### The exercise
What do the lines from the one containing "Read all visible content and emit it as JSON." through the end of the entries say? Quote them exactly, and only them.

### Provided material
────────────────────
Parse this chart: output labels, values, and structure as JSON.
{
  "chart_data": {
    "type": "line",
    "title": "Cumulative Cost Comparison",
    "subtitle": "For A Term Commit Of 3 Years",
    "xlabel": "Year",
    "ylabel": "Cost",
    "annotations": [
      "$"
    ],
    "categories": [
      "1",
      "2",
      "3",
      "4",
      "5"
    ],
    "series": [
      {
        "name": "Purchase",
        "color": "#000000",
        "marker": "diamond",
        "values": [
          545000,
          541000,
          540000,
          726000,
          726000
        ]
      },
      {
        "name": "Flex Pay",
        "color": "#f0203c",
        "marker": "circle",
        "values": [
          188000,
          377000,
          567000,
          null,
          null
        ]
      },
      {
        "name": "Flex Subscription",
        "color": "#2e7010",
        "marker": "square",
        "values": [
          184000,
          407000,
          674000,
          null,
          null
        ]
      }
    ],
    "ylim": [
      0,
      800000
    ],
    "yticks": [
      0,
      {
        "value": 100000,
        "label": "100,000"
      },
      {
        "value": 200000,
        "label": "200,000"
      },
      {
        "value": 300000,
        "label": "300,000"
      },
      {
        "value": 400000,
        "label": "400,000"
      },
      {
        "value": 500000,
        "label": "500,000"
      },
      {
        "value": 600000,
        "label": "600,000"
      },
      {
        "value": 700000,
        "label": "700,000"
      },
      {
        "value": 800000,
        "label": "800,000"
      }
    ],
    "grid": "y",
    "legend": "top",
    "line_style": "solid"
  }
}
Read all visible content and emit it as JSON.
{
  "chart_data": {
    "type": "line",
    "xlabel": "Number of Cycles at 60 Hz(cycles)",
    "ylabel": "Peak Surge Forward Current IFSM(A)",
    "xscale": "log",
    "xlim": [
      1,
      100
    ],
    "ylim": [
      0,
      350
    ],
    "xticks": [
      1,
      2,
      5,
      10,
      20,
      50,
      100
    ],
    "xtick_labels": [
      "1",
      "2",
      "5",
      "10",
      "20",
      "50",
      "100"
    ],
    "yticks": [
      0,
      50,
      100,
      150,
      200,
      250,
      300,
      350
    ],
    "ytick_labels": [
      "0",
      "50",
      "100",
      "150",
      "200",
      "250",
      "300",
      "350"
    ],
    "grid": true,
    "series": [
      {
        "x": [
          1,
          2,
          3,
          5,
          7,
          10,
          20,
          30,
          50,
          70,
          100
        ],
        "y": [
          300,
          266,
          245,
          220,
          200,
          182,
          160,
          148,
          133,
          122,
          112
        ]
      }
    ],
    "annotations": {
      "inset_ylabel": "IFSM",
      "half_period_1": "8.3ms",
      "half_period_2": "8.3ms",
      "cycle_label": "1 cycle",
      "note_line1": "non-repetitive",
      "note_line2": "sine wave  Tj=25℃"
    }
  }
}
────────────────────
### Exercise output
Read all visible content and emit it as JSON.
{
  "chart_data": {
    "type": "line",
    "xlabel": "Number of Cycles at 60 Hz(cycles)",
    "ylabel": "Peak Surge Forward Current IFSM(A)",
    "xscale": "log",
    "xlim": [
      1,
      100
    ],
    "ylim": [
      0,
      350
    ],
    "xticks": [
      1,
      2,
      5,
      10,
      20,
      50,
      100
    ],
    "xtick_labels": [
      "1",
      "2",
      "5",
      "10",
      "20",
      "50",
      "100"
    ],
    "yticks": [
      0,
      50,
      100,
      150,
      200,
      250,
      300,
      350
    ],
    "ytick_labels": [
      "0",
      "50",
      "100",
      "150",
      "200",
      "250",
      "300",
      "350"
    ],
    "grid": true,
    "series": [
      {
        "x": [
          1,
          2,
          3,
          5,
          7,
          10,
          20,
          30,
          50,
          70,
          100
        ],
        "y": [
          300,
          266,
          245,
          220,
          200,
          182,
          160,
          148,
          133,
          122,
          112
        ]
      }
    ],
    "annotations": {
      "inset_ylabel": "IFSM",
      "half_period_1": "8.3ms",
      "half_period_2": "8.3ms",
      "cycle_label": "1 cycle",
      "note_line1": "non-repetitive",
      "note_line2": "sine wave  Tj=25℃"
    }
  }
}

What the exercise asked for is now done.